Recorded data
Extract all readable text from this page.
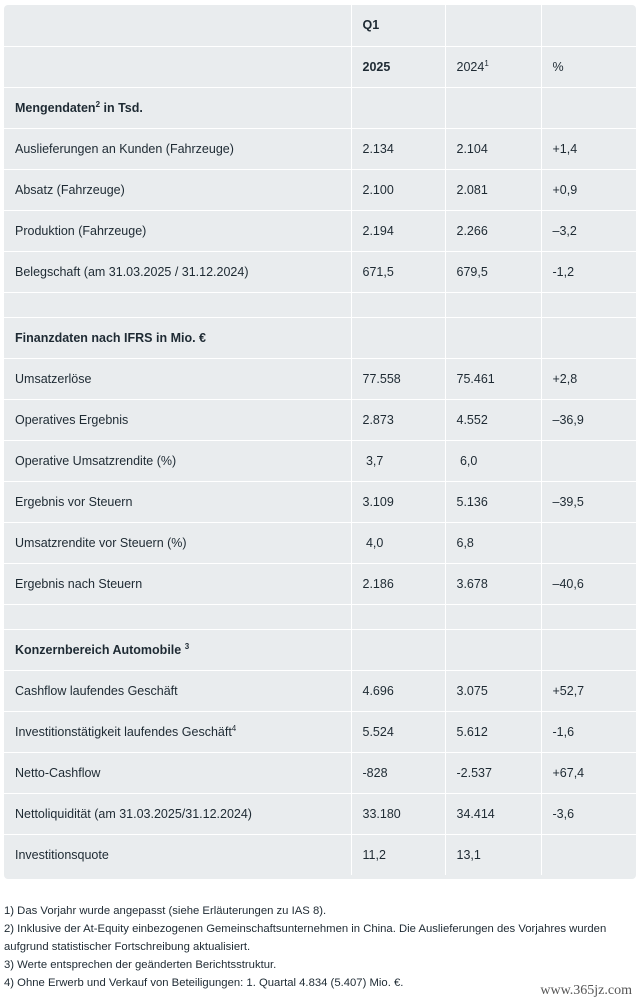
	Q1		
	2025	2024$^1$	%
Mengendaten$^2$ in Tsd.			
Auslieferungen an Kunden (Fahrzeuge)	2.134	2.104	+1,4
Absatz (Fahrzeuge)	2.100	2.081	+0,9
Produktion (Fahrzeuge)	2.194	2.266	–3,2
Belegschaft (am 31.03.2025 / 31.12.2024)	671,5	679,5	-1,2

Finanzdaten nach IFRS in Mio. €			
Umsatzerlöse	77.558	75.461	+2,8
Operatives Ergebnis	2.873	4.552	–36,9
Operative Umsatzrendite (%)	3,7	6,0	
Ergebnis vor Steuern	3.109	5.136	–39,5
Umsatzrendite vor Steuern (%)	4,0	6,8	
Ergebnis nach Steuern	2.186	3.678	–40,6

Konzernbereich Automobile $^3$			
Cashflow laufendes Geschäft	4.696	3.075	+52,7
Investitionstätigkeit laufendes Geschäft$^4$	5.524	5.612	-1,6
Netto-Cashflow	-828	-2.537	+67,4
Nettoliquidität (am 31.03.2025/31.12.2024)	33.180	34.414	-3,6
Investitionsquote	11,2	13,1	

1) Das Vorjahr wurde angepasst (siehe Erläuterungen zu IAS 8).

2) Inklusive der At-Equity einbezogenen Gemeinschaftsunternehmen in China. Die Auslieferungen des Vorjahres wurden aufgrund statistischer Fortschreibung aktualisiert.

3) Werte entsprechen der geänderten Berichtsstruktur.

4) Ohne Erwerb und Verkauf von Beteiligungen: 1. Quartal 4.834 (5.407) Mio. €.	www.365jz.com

What is required. Take the listing above and restate it word for word, without its pictures.

Full response.
Extract all readable text from this page.
	Q1		
	2025	2024$^1$	%
Mengendaten$^2$ in Tsd.			
Auslieferungen an Kunden (Fahrzeuge)	2.134	2.104	+1,4
Absatz (Fahrzeuge)	2.100	2.081	+0,9
Produktion (Fahrzeuge)	2.194	2.266	–3,2
Belegschaft (am 31.03.2025 / 31.12.2024)	671,5	679,5	-1,2

Finanzdaten nach IFRS in Mio. €			
Umsatzerlöse	77.558	75.461	+2,8
Operatives Ergebnis	2.873	4.552	–36,9
Operative Umsatzrendite (%)	3,7	6,0	
Ergebnis vor Steuern	3.109	5.136	–39,5
Umsatzrendite vor Steuern (%)	4,0	6,8	
Ergebnis nach Steuern	2.186	3.678	–40,6

Konzernbereich Automobile $^3$			
Cashflow laufendes Geschäft	4.696	3.075	+52,7
Investitionstätigkeit laufendes Geschäft$^4$	5.524	5.612	-1,6
Netto-Cashflow	-828	-2.537	+67,4
Nettoliquidität (am 31.03.2025/31.12.2024)	33.180	34.414	-3,6
Investitionsquote	11,2	13,1	

1) Das Vorjahr wurde angepasst (siehe Erläuterungen zu IAS 8).

2) Inklusive der At-Equity einbezogenen Gemeinschaftsunternehmen in China. Die Auslieferungen des Vorjahres wurden aufgrund statistischer Fortschreibung aktualisiert.

3) Werte entsprechen der geänderten Berichtsstruktur.

4) Ohne Erwerb und Verkauf von Beteiligungen: 1. Quartal 4.834 (5.407) Mio. €.	www.365jz.com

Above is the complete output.